§ **Work to complete**: Reproduce all entries precisely as they are written.

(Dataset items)

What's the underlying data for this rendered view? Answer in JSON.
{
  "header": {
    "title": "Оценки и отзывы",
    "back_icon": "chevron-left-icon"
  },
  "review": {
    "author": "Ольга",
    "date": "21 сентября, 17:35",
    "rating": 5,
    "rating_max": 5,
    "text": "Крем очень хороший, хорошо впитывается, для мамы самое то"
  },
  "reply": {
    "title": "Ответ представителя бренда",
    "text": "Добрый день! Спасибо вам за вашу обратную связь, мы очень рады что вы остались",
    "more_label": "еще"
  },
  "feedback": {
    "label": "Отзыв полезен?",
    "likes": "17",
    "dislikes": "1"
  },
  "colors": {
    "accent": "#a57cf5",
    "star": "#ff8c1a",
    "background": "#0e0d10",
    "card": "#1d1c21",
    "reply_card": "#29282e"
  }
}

§ **Response**:
What's the underlying data for this rendered view? Answer in JSON.
{
  "header": {
    "title": "Оценки и отзывы",
    "back_icon": "chevron-left-icon"
  },
  "review": {
    "author": "Ольга",
    "date": "21 сентября, 17:35",
    "rating": 5,
    "rating_max": 5,
    "text": "Крем очень хороший, хорошо впитывается, для мамы самое то"
  },
  "reply": {
    "title": "Ответ представителя бренда",
    "text": "Добрый день! Спасибо вам за вашу обратную связь, мы очень рады что вы остались",
    "more_label": "еще"
  },
  "feedback": {
    "label": "Отзыв полезен?",
    "likes": "17",
    "dislikes": "1"
  },
  "colors": {
    "accent": "#a57cf5",
    "star": "#ff8c1a",
    "background": "#0e0d10",
    "card": "#1d1c21",
    "reply_card": "#29282e"
  }
}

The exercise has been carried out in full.